>> Begin Stored records
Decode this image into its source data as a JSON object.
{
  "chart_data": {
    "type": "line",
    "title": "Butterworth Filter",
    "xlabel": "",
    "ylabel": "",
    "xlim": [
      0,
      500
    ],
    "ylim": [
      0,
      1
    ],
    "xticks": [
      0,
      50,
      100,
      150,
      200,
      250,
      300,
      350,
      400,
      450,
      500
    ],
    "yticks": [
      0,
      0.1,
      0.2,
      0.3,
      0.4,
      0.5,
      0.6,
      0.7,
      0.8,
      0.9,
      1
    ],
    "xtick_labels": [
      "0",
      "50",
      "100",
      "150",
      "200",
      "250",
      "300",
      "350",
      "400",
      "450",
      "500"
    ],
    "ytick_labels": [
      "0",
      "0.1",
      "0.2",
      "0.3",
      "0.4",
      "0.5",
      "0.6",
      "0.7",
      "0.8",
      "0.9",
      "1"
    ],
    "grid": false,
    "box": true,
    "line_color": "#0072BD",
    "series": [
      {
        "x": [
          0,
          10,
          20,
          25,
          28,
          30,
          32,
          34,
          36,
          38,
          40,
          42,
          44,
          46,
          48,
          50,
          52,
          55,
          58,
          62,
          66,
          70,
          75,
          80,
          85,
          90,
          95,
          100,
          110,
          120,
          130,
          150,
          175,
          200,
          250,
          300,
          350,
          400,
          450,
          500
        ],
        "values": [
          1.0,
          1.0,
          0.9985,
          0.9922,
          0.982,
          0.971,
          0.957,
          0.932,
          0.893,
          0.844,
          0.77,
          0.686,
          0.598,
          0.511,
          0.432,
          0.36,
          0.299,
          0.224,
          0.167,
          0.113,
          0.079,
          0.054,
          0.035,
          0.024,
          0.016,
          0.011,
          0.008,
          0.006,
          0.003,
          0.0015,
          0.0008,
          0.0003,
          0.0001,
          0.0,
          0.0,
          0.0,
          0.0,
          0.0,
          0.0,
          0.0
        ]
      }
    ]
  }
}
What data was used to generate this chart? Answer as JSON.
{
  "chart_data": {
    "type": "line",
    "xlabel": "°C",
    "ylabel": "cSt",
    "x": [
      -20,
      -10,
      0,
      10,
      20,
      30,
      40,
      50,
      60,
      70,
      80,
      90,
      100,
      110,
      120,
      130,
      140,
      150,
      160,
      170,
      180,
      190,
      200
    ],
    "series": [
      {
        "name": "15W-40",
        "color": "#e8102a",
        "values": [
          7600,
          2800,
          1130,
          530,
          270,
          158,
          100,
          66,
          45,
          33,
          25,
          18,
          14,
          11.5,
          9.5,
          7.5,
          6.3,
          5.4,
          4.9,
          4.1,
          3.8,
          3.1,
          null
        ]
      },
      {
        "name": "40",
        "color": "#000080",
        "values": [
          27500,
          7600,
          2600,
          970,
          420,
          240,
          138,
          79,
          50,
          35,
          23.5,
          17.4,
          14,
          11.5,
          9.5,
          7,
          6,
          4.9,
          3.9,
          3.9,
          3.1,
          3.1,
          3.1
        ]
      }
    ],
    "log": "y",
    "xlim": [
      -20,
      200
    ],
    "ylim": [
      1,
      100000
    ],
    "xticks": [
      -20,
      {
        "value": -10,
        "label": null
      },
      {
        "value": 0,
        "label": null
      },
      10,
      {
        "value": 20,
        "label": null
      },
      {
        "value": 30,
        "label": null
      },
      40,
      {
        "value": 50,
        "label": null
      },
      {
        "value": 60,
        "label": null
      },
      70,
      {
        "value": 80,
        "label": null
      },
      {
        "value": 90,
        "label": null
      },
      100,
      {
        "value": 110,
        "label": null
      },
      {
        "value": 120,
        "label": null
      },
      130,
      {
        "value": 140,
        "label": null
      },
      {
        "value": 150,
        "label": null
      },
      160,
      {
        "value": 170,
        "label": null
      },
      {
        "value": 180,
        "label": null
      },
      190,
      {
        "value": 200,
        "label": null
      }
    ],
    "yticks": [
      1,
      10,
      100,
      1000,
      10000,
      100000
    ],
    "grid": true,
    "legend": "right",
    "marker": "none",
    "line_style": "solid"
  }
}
>> End Stored records
Go through the data and gather every line that holds "this".

#### [Complete output]
Decode this image into its source data as a JSON object.
What data was used to generate this chart? Answer as JSON.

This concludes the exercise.